EXERCISE DIRECTIONS
Return every line below as is, leaving out the pictures.

-.-.-

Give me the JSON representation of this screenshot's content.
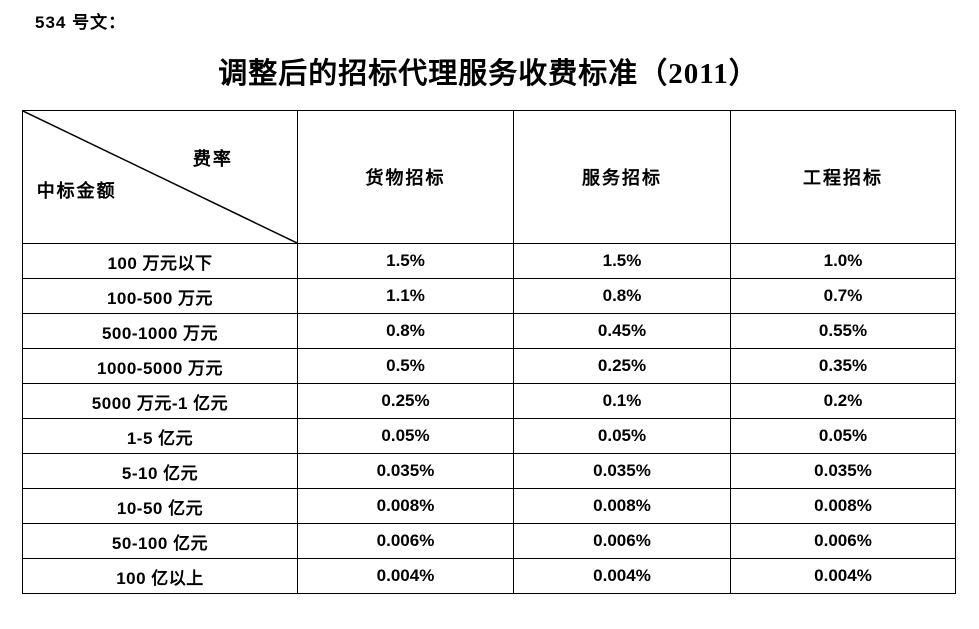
{
  "document": {
    "doc_label": "534 号文：",
    "title": "调整后的招标代理服务收费标准（2011）"
  },
  "table": {
    "corner": {
      "top_right": "费率",
      "bottom_left": "中标金额"
    },
    "columns": [
      "货物招标",
      "服务招标",
      "工程招标"
    ],
    "rows": [
      {
        "label": "100 万元以下",
        "values": [
          "1.5%",
          "1.5%",
          "1.0%"
        ]
      },
      {
        "label": "100-500 万元",
        "values": [
          "1.1%",
          "0.8%",
          "0.7%"
        ]
      },
      {
        "label": "500-1000 万元",
        "values": [
          "0.8%",
          "0.45%",
          "0.55%"
        ]
      },
      {
        "label": "1000-5000 万元",
        "values": [
          "0.5%",
          "0.25%",
          "0.35%"
        ]
      },
      {
        "label": "5000 万元-1 亿元",
        "values": [
          "0.25%",
          "0.1%",
          "0.2%"
        ]
      },
      {
        "label": "1-5 亿元",
        "values": [
          "0.05%",
          "0.05%",
          "0.05%"
        ]
      },
      {
        "label": "5-10 亿元",
        "values": [
          "0.035%",
          "0.035%",
          "0.035%"
        ]
      },
      {
        "label": "10-50 亿元",
        "values": [
          "0.008%",
          "0.008%",
          "0.008%"
        ]
      },
      {
        "label": "50-100 亿元",
        "values": [
          "0.006%",
          "0.006%",
          "0.006%"
        ]
      },
      {
        "label": "100 亿以上",
        "values": [
          "0.004%",
          "0.004%",
          "0.004%"
        ]
      }
    ],
    "line_color": "#000000"
  }
}
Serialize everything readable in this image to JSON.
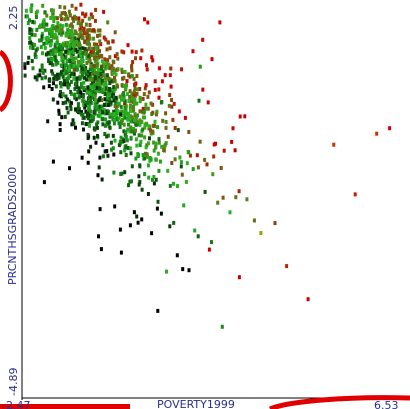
{
  "chart_data": {
    "type": "scatter",
    "title": "",
    "xlabel": "POVERTY1999",
    "ylabel": "PRCNTHSGRADS2000",
    "xlim": [
      -2.47,
      6.53
    ],
    "ylim": [
      -4.89,
      2.25
    ],
    "x_tick_labels": [
      "-2.47",
      "6.53"
    ],
    "y_tick_labels": [
      "2.25",
      "-4.89"
    ],
    "color_scale": {
      "low": "#000000",
      "mid": "#22bb22",
      "high": "#cc0000"
    },
    "cluster": {
      "n_points": 1400,
      "x_center": -0.9,
      "y_center": 0.95,
      "description": "dense cloud near top-left, sloping downward to the right"
    },
    "points": [
      {
        "x": 1.9,
        "y": -2.2,
        "c": "#cc0000"
      },
      {
        "x": 2.6,
        "y": -2.7,
        "c": "#cc0000"
      },
      {
        "x": 3.7,
        "y": -2.5,
        "c": "#bb2200"
      },
      {
        "x": 4.2,
        "y": -3.1,
        "c": "#cc0000"
      },
      {
        "x": 5.3,
        "y": -1.2,
        "c": "#bb2200"
      },
      {
        "x": 6.1,
        "y": 0.0,
        "c": "#cc0000"
      },
      {
        "x": 3.1,
        "y": -1.9,
        "c": "#88aa00"
      },
      {
        "x": 4.8,
        "y": -0.3,
        "c": "#cc3300"
      },
      {
        "x": 2.2,
        "y": -3.6,
        "c": "#228822"
      },
      {
        "x": 5.8,
        "y": -0.1,
        "c": "#cc3300"
      },
      {
        "x": 1.3,
        "y": -1.4,
        "c": "#22aa22"
      },
      {
        "x": 0.9,
        "y": -2.6,
        "c": "#33aa22"
      }
    ]
  }
}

-.-.-

FINAL ANSWER
Give me the JSON representation of this screenshot's content.
{
  "document": {
    "doc_label": "534 号文：",
    "title": "调整后的招标代理服务收费标准（2011）"
  },
  "table": {
    "corner": {
      "top_right": "费率",
      "bottom_left": "中标金额"
    },
    "columns": [
      "货物招标",
      "服务招标",
      "工程招标"
    ],
    "rows": [
      {
        "label": "100 万元以下",
        "values": [
          "1.5%",
          "1.5%",
          "1.0%"
        ]
      },
      {
        "label": "100-500 万元",
        "values": [
          "1.1%",
          "0.8%",
          "0.7%"
        ]
      },
      {
        "label": "500-1000 万元",
        "values": [
          "0.8%",
          "0.45%",
          "0.55%"
        ]
      },
      {
        "label": "1000-5000 万元",
        "values": [
          "0.5%",
          "0.25%",
          "0.35%"
        ]
      },
      {
        "label": "5000 万元-1 亿元",
        "values": [
          "0.25%",
          "0.1%",
          "0.2%"
        ]
      },
      {
        "label": "1-5 亿元",
        "values": [
          "0.05%",
          "0.05%",
          "0.05%"
        ]
      },
      {
        "label": "5-10 亿元",
        "values": [
          "0.035%",
          "0.035%",
          "0.035%"
        ]
      },
      {
        "label": "10-50 亿元",
        "values": [
          "0.008%",
          "0.008%",
          "0.008%"
        ]
      },
      {
        "label": "50-100 亿元",
        "values": [
          "0.006%",
          "0.006%",
          "0.006%"
        ]
      },
      {
        "label": "100 亿以上",
        "values": [
          "0.004%",
          "0.004%",
          "0.004%"
        ]
      }
    ],
    "line_color": "#000000"
  }
}
Serialize everything readable in this image to JSON.
{
  "chart_data": {
    "type": "scatter",
    "title": "",
    "xlabel": "POVERTY1999",
    "ylabel": "PRCNTHSGRADS2000",
    "xlim": [
      -2.47,
      6.53
    ],
    "ylim": [
      -4.89,
      2.25
    ],
    "x_tick_labels": [
      "-2.47",
      "6.53"
    ],
    "y_tick_labels": [
      "2.25",
      "-4.89"
    ],
    "color_scale": {
      "low": "#000000",
      "mid": "#22bb22",
      "high": "#cc0000"
    },
    "cluster": {
      "n_points": 1400,
      "x_center": -0.9,
      "y_center": 0.95,
      "description": "dense cloud near top-left, sloping downward to the right"
    },
    "points": [
      {
        "x": 1.9,
        "y": -2.2,
        "c": "#cc0000"
      },
      {
        "x": 2.6,
        "y": -2.7,
        "c": "#cc0000"
      },
      {
        "x": 3.7,
        "y": -2.5,
        "c": "#bb2200"
      },
      {
        "x": 4.2,
        "y": -3.1,
        "c": "#cc0000"
      },
      {
        "x": 5.3,
        "y": -1.2,
        "c": "#bb2200"
      },
      {
        "x": 6.1,
        "y": 0.0,
        "c": "#cc0000"
      },
      {
        "x": 3.1,
        "y": -1.9,
        "c": "#88aa00"
      },
      {
        "x": 4.8,
        "y": -0.3,
        "c": "#cc3300"
      },
      {
        "x": 2.2,
        "y": -3.6,
        "c": "#228822"
      },
      {
        "x": 5.8,
        "y": -0.1,
        "c": "#cc3300"
      },
      {
        "x": 1.3,
        "y": -1.4,
        "c": "#22aa22"
      },
      {
        "x": 0.9,
        "y": -2.6,
        "c": "#33aa22"
      }
    ]
  }
}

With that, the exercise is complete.